→ The request: Each line containing the word "CHAP" must be collected.

Extracted records:
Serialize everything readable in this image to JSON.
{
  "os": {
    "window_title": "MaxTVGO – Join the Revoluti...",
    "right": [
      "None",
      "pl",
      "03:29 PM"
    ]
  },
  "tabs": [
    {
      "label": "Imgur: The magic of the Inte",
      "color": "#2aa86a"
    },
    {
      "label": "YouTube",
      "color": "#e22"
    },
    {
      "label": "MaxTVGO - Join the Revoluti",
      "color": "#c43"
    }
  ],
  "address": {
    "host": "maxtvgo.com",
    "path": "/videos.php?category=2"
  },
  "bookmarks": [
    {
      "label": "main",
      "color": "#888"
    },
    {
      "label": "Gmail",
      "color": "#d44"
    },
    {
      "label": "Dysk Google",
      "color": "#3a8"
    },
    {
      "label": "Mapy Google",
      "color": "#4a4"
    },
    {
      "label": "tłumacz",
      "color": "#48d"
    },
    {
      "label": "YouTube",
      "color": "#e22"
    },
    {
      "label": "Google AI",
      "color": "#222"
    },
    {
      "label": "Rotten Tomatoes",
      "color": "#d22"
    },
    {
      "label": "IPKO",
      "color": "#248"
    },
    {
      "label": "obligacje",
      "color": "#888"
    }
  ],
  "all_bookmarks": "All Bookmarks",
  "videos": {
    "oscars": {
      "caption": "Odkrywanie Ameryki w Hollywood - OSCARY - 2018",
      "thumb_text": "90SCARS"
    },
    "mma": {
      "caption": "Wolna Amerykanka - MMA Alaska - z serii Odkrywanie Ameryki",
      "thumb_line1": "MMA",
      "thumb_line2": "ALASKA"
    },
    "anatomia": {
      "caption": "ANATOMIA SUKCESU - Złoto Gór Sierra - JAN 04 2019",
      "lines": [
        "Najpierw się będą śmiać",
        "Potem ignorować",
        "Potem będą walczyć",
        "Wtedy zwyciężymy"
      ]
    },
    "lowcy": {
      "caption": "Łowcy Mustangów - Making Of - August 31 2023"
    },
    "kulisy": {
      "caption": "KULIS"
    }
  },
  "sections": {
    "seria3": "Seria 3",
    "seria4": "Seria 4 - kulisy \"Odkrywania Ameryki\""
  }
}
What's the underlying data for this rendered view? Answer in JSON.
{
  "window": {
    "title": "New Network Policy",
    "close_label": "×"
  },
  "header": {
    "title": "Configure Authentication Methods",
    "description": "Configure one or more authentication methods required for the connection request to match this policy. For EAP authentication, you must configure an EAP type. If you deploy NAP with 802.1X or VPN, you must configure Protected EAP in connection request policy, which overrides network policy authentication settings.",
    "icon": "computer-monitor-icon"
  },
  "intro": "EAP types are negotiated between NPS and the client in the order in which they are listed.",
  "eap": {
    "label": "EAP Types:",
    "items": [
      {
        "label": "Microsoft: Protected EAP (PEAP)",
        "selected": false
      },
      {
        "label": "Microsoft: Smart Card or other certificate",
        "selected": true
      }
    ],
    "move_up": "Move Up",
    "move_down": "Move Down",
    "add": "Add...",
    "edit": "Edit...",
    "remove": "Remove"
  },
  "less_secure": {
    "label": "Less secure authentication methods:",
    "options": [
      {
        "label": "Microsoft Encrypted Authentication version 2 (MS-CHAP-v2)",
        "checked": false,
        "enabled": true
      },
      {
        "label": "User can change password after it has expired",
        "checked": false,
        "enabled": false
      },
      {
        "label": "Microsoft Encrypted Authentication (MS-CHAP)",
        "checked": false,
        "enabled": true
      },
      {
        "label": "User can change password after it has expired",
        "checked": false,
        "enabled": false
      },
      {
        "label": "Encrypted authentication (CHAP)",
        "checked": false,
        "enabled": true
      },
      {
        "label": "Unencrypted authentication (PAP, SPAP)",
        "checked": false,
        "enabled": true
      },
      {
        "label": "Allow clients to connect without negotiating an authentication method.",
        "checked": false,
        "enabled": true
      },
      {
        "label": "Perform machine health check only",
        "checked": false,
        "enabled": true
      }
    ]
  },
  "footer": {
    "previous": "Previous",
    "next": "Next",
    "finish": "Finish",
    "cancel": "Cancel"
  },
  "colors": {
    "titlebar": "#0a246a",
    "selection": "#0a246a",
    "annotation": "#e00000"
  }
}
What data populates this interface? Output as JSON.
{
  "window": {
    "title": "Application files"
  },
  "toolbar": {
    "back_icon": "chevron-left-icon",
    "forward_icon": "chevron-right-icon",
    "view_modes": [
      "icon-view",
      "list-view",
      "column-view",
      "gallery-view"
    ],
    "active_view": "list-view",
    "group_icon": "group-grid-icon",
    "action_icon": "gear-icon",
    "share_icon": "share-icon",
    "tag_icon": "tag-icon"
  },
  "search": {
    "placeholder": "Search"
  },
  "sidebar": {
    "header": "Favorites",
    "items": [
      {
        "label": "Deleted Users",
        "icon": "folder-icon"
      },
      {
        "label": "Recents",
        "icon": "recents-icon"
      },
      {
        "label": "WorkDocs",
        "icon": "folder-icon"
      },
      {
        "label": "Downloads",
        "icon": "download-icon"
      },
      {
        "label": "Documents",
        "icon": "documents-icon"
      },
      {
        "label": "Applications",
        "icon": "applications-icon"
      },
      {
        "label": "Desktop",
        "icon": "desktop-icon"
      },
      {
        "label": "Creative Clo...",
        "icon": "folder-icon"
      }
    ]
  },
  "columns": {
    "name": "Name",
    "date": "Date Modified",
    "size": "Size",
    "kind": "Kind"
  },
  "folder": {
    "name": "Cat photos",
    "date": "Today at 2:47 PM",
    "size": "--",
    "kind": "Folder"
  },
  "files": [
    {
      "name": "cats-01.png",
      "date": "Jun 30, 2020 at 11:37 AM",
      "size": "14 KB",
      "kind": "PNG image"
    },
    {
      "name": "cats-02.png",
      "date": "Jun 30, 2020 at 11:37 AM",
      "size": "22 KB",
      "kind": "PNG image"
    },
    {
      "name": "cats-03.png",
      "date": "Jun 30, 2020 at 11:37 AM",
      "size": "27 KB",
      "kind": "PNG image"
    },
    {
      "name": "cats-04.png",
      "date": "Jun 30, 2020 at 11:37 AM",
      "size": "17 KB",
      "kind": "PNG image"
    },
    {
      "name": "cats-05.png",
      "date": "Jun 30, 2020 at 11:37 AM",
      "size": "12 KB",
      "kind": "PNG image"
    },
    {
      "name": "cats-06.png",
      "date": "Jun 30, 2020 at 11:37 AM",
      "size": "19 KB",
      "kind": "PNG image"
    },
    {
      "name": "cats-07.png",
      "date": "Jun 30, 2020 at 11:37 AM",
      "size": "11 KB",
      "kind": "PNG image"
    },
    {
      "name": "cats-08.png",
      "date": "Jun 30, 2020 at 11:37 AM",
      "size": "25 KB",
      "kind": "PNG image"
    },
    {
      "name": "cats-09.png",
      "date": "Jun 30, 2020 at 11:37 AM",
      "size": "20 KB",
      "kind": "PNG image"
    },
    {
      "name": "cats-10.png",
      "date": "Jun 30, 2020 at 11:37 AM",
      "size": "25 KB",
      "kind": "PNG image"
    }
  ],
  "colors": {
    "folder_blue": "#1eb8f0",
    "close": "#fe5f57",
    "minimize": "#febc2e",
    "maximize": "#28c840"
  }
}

→ Final result:
        "label": "Microsoft Encrypted Authentication version 2 (MS-CHAP-v2)",
        "label": "Microsoft Encrypted Authentication (MS-CHAP)",
        "label": "Encrypted authentication (CHAP)",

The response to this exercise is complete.